The exercise:
Exact reproduction of the data is required, with images excluded.

Data for this exercise:
****
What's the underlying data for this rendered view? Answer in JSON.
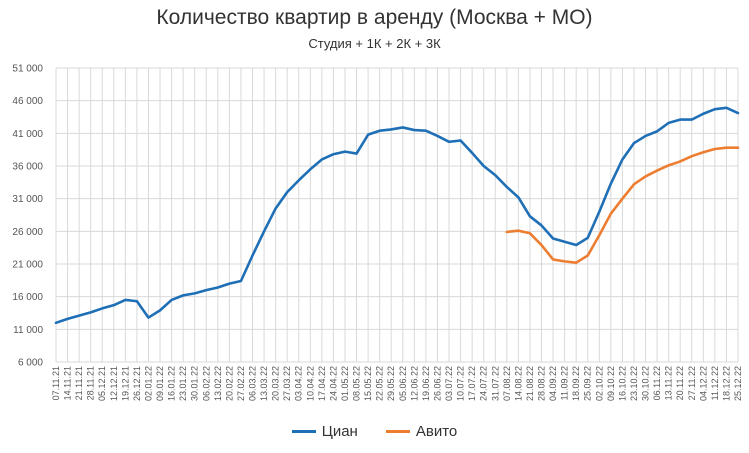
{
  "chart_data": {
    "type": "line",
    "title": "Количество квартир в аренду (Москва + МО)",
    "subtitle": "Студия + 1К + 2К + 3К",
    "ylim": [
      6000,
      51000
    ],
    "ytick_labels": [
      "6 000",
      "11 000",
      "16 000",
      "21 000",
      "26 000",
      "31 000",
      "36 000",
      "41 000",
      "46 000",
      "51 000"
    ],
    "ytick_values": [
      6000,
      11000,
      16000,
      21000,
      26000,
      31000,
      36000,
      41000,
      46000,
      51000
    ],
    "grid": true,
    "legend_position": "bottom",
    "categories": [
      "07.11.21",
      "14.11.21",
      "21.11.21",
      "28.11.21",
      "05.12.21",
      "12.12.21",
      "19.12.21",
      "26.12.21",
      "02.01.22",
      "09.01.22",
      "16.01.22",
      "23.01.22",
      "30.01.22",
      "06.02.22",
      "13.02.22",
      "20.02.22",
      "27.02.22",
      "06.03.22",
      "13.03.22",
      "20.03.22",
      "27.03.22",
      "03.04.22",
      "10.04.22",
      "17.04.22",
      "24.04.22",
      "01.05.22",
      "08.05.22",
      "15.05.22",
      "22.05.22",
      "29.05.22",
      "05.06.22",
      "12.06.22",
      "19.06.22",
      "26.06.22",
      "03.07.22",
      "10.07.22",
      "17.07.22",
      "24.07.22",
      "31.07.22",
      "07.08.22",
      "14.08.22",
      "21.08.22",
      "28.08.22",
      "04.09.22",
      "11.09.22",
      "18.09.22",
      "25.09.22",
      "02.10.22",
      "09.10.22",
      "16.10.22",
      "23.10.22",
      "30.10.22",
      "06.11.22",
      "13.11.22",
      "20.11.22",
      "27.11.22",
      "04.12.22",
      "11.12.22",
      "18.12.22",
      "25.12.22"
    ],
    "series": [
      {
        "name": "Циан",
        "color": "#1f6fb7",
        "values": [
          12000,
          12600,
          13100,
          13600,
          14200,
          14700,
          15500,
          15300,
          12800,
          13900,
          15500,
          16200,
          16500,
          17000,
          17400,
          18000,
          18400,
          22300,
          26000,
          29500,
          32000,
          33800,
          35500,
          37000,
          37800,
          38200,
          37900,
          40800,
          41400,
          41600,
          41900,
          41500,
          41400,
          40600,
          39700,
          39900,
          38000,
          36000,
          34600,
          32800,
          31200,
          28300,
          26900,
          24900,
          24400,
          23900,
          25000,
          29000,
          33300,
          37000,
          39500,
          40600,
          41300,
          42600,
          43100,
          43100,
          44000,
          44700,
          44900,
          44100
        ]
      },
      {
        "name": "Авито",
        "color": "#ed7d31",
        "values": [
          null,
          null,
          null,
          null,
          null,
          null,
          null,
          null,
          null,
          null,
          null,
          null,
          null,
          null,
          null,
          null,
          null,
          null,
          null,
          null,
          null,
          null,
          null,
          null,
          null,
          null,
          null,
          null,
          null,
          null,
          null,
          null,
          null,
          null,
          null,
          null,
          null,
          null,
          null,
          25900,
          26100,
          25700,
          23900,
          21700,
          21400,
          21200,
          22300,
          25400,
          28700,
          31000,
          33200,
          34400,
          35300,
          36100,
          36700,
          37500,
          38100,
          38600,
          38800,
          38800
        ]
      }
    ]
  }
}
****
The completed task:
What's the underlying data for this rendered view? Answer in JSON.
{
  "chart_data": {
    "type": "line",
    "title": "Количество квартир в аренду (Москва + МО)",
    "subtitle": "Студия + 1К + 2К + 3К",
    "ylim": [
      6000,
      51000
    ],
    "ytick_labels": [
      "6 000",
      "11 000",
      "16 000",
      "21 000",
      "26 000",
      "31 000",
      "36 000",
      "41 000",
      "46 000",
      "51 000"
    ],
    "ytick_values": [
      6000,
      11000,
      16000,
      21000,
      26000,
      31000,
      36000,
      41000,
      46000,
      51000
    ],
    "grid": true,
    "legend_position": "bottom",
    "categories": [
      "07.11.21",
      "14.11.21",
      "21.11.21",
      "28.11.21",
      "05.12.21",
      "12.12.21",
      "19.12.21",
      "26.12.21",
      "02.01.22",
      "09.01.22",
      "16.01.22",
      "23.01.22",
      "30.01.22",
      "06.02.22",
      "13.02.22",
      "20.02.22",
      "27.02.22",
      "06.03.22",
      "13.03.22",
      "20.03.22",
      "27.03.22",
      "03.04.22",
      "10.04.22",
      "17.04.22",
      "24.04.22",
      "01.05.22",
      "08.05.22",
      "15.05.22",
      "22.05.22",
      "29.05.22",
      "05.06.22",
      "12.06.22",
      "19.06.22",
      "26.06.22",
      "03.07.22",
      "10.07.22",
      "17.07.22",
      "24.07.22",
      "31.07.22",
      "07.08.22",
      "14.08.22",
      "21.08.22",
      "28.08.22",
      "04.09.22",
      "11.09.22",
      "18.09.22",
      "25.09.22",
      "02.10.22",
      "09.10.22",
      "16.10.22",
      "23.10.22",
      "30.10.22",
      "06.11.22",
      "13.11.22",
      "20.11.22",
      "27.11.22",
      "04.12.22",
      "11.12.22",
      "18.12.22",
      "25.12.22"
    ],
    "series": [
      {
        "name": "Циан",
        "color": "#1f6fb7",
        "values": [
          12000,
          12600,
          13100,
          13600,
          14200,
          14700,
          15500,
          15300,
          12800,
          13900,
          15500,
          16200,
          16500,
          17000,
          17400,
          18000,
          18400,
          22300,
          26000,
          29500,
          32000,
          33800,
          35500,
          37000,
          37800,
          38200,
          37900,
          40800,
          41400,
          41600,
          41900,
          41500,
          41400,
          40600,
          39700,
          39900,
          38000,
          36000,
          34600,
          32800,
          31200,
          28300,
          26900,
          24900,
          24400,
          23900,
          25000,
          29000,
          33300,
          37000,
          39500,
          40600,
          41300,
          42600,
          43100,
          43100,
          44000,
          44700,
          44900,
          44100
        ]
      },
      {
        "name": "Авито",
        "color": "#ed7d31",
        "values": [
          null,
          null,
          null,
          null,
          null,
          null,
          null,
          null,
          null,
          null,
          null,
          null,
          null,
          null,
          null,
          null,
          null,
          null,
          null,
          null,
          null,
          null,
          null,
          null,
          null,
          null,
          null,
          null,
          null,
          null,
          null,
          null,
          null,
          null,
          null,
          null,
          null,
          null,
          null,
          25900,
          26100,
          25700,
          23900,
          21700,
          21400,
          21200,
          22300,
          25400,
          28700,
          31000,
          33200,
          34400,
          35300,
          36100,
          36700,
          37500,
          38100,
          38600,
          38800,
          38800
        ]
      }
    ]
  }
}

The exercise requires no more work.